[MATERIAL PROVIDED]
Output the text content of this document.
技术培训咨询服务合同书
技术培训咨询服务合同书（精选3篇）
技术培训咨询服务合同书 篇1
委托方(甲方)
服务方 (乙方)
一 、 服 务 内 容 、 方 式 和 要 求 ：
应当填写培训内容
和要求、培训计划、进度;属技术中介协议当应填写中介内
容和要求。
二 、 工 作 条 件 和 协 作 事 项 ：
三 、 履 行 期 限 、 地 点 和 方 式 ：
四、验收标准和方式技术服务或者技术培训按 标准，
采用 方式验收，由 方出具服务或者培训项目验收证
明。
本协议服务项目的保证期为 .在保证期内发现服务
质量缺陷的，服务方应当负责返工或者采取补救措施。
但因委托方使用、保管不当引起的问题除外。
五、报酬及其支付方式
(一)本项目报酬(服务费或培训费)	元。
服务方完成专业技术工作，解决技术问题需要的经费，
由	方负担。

[WHAT THE TASK REQUIRES]
The records above must be output exactly, in full.

[TASK RESULT]
Output the text content of this document.
技术培训咨询服务合同书
技术培训咨询服务合同书（精选3篇）
技术培训咨询服务合同书 篇1
委托方(甲方)
服务方 (乙方)
一 、 服 务 内 容 、 方 式 和 要 求 ：
应当填写培训内容
和要求、培训计划、进度;属技术中介协议当应填写中介内
容和要求。
二 、 工 作 条 件 和 协 作 事 项 ：
三 、 履 行 期 限 、 地 点 和 方 式 ：
四、验收标准和方式技术服务或者技术培训按 标准，
采用 方式验收，由 方出具服务或者培训项目验收证
明。
本协议服务项目的保证期为 .在保证期内发现服务
质量缺陷的，服务方应当负责返工或者采取补救措施。
但因委托方使用、保管不当引起的问题除外。
五、报酬及其支付方式
(一)本项目报酬(服务费或培训费)	元。
服务方完成专业技术工作，解决技术问题需要的经费，
由	方负担。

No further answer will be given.